***** RECORD SET *****

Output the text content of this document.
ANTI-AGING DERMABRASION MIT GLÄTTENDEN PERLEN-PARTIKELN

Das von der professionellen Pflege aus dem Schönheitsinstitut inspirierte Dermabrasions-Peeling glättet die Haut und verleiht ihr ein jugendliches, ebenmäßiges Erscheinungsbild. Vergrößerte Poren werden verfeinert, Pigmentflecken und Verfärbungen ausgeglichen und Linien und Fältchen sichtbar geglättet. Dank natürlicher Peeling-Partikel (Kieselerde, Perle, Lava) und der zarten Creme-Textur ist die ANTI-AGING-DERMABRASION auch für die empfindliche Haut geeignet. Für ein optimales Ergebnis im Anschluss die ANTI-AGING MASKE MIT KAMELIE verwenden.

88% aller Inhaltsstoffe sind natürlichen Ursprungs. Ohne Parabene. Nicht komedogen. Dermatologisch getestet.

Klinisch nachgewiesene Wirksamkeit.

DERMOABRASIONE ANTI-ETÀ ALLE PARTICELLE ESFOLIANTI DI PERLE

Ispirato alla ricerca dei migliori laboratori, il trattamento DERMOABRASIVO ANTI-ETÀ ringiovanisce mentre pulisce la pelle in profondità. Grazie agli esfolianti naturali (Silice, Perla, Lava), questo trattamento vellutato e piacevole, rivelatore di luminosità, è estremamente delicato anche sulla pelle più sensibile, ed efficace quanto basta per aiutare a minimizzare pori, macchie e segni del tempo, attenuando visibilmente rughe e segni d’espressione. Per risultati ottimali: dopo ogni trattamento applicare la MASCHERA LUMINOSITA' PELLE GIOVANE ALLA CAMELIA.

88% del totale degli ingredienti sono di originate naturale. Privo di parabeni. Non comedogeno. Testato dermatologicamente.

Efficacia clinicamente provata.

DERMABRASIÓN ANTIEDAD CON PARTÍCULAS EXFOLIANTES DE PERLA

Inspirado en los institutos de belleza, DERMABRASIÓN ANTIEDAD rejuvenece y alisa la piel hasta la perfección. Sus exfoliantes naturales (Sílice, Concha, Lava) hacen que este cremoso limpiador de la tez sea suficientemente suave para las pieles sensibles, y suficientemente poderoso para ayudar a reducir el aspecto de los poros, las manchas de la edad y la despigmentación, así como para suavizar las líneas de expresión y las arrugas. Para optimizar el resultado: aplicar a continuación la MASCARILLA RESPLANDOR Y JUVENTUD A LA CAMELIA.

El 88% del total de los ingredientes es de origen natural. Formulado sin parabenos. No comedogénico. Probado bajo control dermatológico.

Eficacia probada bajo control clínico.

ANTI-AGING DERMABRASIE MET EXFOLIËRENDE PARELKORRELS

*****

▶ [AIM OF THE EXERCISE]: In the records above, how many lines contain the word "bajo"? Give the number alone.

▶ [THE SOLUTION]: 2